Raw data:
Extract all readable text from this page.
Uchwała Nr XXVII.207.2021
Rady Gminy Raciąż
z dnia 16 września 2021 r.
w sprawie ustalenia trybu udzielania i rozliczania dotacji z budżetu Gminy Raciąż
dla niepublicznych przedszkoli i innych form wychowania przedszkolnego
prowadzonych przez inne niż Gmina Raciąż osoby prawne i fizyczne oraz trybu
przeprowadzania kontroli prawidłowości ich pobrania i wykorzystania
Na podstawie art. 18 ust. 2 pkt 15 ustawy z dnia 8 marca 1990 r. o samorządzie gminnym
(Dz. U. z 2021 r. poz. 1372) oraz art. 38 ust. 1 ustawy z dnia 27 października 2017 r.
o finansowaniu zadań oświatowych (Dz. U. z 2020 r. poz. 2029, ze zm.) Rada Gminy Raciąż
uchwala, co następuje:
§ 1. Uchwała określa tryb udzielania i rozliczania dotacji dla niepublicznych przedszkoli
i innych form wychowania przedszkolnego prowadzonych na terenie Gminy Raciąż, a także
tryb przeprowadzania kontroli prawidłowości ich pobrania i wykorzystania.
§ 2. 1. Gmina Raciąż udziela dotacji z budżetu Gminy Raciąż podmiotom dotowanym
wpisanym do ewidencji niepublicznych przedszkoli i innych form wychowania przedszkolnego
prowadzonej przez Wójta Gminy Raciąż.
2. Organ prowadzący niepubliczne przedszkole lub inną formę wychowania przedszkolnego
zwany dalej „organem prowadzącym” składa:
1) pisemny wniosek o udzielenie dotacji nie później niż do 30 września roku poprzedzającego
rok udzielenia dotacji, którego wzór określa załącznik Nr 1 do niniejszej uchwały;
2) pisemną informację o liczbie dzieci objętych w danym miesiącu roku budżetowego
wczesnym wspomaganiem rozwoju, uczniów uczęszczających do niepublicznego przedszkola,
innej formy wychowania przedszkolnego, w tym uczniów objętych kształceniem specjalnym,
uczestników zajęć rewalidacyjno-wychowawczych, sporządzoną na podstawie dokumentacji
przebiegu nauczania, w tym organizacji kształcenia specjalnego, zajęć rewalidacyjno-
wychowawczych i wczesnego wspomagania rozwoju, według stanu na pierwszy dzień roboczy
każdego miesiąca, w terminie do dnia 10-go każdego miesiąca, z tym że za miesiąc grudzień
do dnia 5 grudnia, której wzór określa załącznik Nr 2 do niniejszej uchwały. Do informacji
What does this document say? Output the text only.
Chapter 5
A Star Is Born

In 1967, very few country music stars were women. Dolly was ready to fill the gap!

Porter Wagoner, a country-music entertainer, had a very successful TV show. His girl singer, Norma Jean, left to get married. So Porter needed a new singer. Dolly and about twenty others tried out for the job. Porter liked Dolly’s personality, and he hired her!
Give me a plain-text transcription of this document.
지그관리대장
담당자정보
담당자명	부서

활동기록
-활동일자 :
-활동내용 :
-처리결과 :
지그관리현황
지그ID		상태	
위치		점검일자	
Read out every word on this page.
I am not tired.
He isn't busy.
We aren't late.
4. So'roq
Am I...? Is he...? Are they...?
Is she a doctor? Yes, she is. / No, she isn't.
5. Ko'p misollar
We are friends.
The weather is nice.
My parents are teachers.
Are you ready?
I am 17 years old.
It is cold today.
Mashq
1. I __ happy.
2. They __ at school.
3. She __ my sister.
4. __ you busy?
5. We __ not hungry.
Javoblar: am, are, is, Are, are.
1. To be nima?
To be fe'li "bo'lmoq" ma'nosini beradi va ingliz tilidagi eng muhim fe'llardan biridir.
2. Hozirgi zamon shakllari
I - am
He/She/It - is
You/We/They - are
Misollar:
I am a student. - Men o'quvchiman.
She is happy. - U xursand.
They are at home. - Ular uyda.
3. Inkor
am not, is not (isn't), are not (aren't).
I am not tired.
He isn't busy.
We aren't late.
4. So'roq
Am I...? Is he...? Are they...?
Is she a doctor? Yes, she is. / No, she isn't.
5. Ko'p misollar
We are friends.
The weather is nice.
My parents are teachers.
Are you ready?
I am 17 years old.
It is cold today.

Exercise: Reproduce each record exactly, leaving nothing out.

The completed task:
Extract all readable text from this page.
Uchwała Nr XXVII.207.2021
Rady Gminy Raciąż
z dnia 16 września 2021 r.
w sprawie ustalenia trybu udzielania i rozliczania dotacji z budżetu Gminy Raciąż
dla niepublicznych przedszkoli i innych form wychowania przedszkolnego
prowadzonych przez inne niż Gmina Raciąż osoby prawne i fizyczne oraz trybu
przeprowadzania kontroli prawidłowości ich pobrania i wykorzystania
Na podstawie art. 18 ust. 2 pkt 15 ustawy z dnia 8 marca 1990 r. o samorządzie gminnym
(Dz. U. z 2021 r. poz. 1372) oraz art. 38 ust. 1 ustawy z dnia 27 października 2017 r.
o finansowaniu zadań oświatowych (Dz. U. z 2020 r. poz. 2029, ze zm.) Rada Gminy Raciąż
uchwala, co następuje:
§ 1. Uchwała określa tryb udzielania i rozliczania dotacji dla niepublicznych przedszkoli
i innych form wychowania przedszkolnego prowadzonych na terenie Gminy Raciąż, a także
tryb przeprowadzania kontroli prawidłowości ich pobrania i wykorzystania.
§ 2. 1. Gmina Raciąż udziela dotacji z budżetu Gminy Raciąż podmiotom dotowanym
wpisanym do ewidencji niepublicznych przedszkoli i innych form wychowania przedszkolnego
prowadzonej przez Wójta Gminy Raciąż.
2. Organ prowadzący niepubliczne przedszkole lub inną formę wychowania przedszkolnego
zwany dalej „organem prowadzącym” składa:
1) pisemny wniosek o udzielenie dotacji nie później niż do 30 września roku poprzedzającego
rok udzielenia dotacji, którego wzór określa załącznik Nr 1 do niniejszej uchwały;
2) pisemną informację o liczbie dzieci objętych w danym miesiącu roku budżetowego
wczesnym wspomaganiem rozwoju, uczniów uczęszczających do niepublicznego przedszkola,
innej formy wychowania przedszkolnego, w tym uczniów objętych kształceniem specjalnym,
uczestników zajęć rewalidacyjno-wychowawczych, sporządzoną na podstawie dokumentacji
przebiegu nauczania, w tym organizacji kształcenia specjalnego, zajęć rewalidacyjno-
wychowawczych i wczesnego wspomagania rozwoju, według stanu na pierwszy dzień roboczy
każdego miesiąca, w terminie do dnia 10-go każdego miesiąca, z tym że za miesiąc grudzień
do dnia 5 grudnia, której wzór określa załącznik Nr 2 do niniejszej uchwały. Do informacji
What does this document say? Output the text only.
Chapter 5
A Star Is Born

In 1967, very few country music stars were women. Dolly was ready to fill the gap!

Porter Wagoner, a country-music entertainer, had a very successful TV show. His girl singer, Norma Jean, left to get married. So Porter needed a new singer. Dolly and about twenty others tried out for the job. Porter liked Dolly’s personality, and he hired her!
Give me a plain-text transcription of this document.
지그관리대장
담당자정보
담당자명	부서

활동기록
-활동일자 :
-활동내용 :
-처리결과 :
지그관리현황
지그ID		상태	
위치		점검일자	
Read out every word on this page.
I am not tired.
He isn't busy.
We aren't late.
4. So'roq
Am I...? Is he...? Are they...?
Is she a doctor? Yes, she is. / No, she isn't.
5. Ko'p misollar
We are friends.
The weather is nice.
My parents are teachers.
Are you ready?
I am 17 years old.
It is cold today.
Mashq
1. I __ happy.
2. They __ at school.
3. She __ my sister.
4. __ you busy?
5. We __ not hungry.
Javoblar: am, are, is, Are, are.
1. To be nima?
To be fe'li "bo'lmoq" ma'nosini beradi va ingliz tilidagi eng muhim fe'llardan biridir.
2. Hozirgi zamon shakllari
I - am
He/She/It - is
You/We/They - are
Misollar:
I am a student. - Men o'quvchiman.
She is happy. - U xursand.
They are at home. - Ular uyda.
3. Inkor
am not, is not (isn't), are not (aren't).
I am not tired.
He isn't busy.
We aren't late.
4. So'roq
Am I...? Is he...? Are they...?
Is she a doctor? Yes, she is. / No, she isn't.
5. Ko'p misollar
We are friends.
The weather is nice.
My parents are teachers.
Are you ready?
I am 17 years old.
It is cold today.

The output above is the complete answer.